▶ Brief
Select every line below containing the word "helps".

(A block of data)
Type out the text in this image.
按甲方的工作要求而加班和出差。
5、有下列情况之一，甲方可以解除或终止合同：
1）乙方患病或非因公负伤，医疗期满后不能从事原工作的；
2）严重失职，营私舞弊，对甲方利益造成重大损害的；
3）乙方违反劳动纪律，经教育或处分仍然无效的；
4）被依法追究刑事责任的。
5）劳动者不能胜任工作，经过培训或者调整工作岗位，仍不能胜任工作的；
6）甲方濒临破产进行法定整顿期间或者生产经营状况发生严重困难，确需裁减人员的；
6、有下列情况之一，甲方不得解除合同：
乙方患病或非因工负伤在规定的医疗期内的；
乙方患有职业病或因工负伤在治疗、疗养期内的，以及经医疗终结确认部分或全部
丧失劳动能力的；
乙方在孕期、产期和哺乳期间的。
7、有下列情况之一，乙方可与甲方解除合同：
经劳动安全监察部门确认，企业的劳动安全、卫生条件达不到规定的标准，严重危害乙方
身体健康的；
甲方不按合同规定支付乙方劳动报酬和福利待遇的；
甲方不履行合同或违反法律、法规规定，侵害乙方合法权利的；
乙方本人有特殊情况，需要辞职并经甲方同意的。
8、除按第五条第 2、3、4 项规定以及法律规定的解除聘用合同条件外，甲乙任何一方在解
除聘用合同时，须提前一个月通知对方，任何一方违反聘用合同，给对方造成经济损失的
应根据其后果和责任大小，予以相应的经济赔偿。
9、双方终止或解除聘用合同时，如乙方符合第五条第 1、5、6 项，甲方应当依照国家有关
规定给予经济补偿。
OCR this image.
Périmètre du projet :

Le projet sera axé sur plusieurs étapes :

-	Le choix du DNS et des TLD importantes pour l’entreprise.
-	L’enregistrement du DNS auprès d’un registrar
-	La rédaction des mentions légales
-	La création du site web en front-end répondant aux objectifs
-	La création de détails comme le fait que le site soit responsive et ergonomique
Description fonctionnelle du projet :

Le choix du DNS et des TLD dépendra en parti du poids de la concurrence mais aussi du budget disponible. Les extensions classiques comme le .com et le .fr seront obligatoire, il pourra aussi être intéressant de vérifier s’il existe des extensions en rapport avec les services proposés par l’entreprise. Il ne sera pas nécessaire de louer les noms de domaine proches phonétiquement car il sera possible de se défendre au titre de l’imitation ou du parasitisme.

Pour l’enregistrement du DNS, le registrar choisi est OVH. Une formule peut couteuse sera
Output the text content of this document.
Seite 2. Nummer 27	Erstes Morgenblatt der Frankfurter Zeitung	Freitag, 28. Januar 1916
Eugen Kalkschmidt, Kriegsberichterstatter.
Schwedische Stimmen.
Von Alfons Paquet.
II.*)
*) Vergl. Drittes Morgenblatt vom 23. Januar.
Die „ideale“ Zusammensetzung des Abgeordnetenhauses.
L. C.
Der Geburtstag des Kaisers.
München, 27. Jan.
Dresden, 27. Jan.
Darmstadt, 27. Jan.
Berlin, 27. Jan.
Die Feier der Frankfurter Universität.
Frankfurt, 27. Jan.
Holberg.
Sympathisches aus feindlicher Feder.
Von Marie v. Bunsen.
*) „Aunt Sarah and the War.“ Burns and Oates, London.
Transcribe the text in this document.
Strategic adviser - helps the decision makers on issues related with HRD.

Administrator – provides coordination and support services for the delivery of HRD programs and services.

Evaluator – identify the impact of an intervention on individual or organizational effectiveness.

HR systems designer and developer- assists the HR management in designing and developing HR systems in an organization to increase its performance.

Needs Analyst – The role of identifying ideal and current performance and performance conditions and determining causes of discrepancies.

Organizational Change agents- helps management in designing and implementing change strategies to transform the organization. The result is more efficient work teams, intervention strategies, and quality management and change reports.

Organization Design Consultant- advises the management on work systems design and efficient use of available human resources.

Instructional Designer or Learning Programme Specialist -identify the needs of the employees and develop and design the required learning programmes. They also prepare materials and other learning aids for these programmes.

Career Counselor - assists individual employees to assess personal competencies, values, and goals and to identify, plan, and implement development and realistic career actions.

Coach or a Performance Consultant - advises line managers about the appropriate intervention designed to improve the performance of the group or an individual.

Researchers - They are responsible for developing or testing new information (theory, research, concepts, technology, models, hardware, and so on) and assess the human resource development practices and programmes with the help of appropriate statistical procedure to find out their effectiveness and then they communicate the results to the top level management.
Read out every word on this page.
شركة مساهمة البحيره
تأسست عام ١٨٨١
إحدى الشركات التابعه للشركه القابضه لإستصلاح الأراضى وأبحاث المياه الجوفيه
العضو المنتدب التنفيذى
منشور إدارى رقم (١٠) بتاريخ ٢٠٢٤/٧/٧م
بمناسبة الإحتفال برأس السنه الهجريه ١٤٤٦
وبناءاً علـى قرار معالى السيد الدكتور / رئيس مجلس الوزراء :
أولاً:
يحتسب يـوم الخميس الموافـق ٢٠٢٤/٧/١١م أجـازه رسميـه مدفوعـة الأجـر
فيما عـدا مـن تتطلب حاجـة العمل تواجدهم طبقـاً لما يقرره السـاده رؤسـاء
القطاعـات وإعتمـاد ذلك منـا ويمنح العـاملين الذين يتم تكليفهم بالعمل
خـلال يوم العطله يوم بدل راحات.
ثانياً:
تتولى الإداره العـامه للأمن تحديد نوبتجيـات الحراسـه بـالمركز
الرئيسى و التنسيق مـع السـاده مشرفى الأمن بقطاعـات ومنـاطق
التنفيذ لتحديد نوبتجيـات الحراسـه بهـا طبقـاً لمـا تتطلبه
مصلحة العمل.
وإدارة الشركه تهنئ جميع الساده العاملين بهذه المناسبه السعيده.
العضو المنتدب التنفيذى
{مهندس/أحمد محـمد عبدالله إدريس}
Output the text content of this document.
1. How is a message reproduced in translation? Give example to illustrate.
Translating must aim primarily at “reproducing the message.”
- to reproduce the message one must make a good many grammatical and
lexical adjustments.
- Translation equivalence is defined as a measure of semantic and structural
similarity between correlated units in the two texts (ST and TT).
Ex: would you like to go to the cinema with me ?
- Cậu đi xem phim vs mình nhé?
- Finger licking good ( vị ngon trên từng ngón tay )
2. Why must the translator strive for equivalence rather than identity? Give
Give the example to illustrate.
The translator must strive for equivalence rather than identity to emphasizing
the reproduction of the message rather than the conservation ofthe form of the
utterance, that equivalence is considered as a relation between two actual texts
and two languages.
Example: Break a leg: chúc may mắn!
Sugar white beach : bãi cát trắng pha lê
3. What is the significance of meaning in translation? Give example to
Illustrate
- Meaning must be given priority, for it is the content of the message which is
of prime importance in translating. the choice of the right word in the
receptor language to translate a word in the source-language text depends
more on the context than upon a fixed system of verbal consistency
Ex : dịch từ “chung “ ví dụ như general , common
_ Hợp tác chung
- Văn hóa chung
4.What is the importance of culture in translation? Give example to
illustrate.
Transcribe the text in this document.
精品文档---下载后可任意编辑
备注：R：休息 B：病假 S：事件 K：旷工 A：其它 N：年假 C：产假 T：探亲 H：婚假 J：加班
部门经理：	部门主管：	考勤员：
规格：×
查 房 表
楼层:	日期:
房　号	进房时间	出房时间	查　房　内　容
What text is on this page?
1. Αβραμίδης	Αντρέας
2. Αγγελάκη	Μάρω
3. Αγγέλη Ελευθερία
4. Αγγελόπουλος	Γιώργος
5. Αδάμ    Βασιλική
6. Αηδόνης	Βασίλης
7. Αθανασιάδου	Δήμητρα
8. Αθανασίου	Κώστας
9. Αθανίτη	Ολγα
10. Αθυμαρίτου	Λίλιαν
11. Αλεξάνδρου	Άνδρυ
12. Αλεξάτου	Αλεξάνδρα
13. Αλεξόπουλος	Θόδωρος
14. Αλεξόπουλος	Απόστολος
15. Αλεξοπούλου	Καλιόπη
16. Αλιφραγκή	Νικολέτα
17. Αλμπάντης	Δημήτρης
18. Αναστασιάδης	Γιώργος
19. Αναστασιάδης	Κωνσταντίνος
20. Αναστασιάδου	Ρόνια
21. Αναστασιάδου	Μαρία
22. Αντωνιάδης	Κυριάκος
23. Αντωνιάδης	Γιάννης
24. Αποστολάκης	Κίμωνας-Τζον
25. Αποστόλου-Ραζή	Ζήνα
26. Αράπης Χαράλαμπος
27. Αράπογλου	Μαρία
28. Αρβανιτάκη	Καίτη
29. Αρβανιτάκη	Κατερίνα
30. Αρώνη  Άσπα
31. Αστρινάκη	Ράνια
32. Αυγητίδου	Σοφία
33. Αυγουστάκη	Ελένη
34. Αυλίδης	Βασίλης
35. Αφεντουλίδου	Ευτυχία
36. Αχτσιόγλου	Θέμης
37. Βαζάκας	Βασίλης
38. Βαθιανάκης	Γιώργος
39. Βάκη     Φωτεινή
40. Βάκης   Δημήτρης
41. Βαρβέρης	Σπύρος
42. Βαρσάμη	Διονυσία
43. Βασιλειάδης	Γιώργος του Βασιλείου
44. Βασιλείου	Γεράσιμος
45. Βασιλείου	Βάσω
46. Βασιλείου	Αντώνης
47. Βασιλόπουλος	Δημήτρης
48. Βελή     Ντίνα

▶ Expected answer
Strategic adviser - helps the decision makers on issues related with HRD.
Organizational Change agents- helps management in designing and implementing change strategies to transform the organization. The result is more efficient work teams, intervention strategies, and quality management and change reports.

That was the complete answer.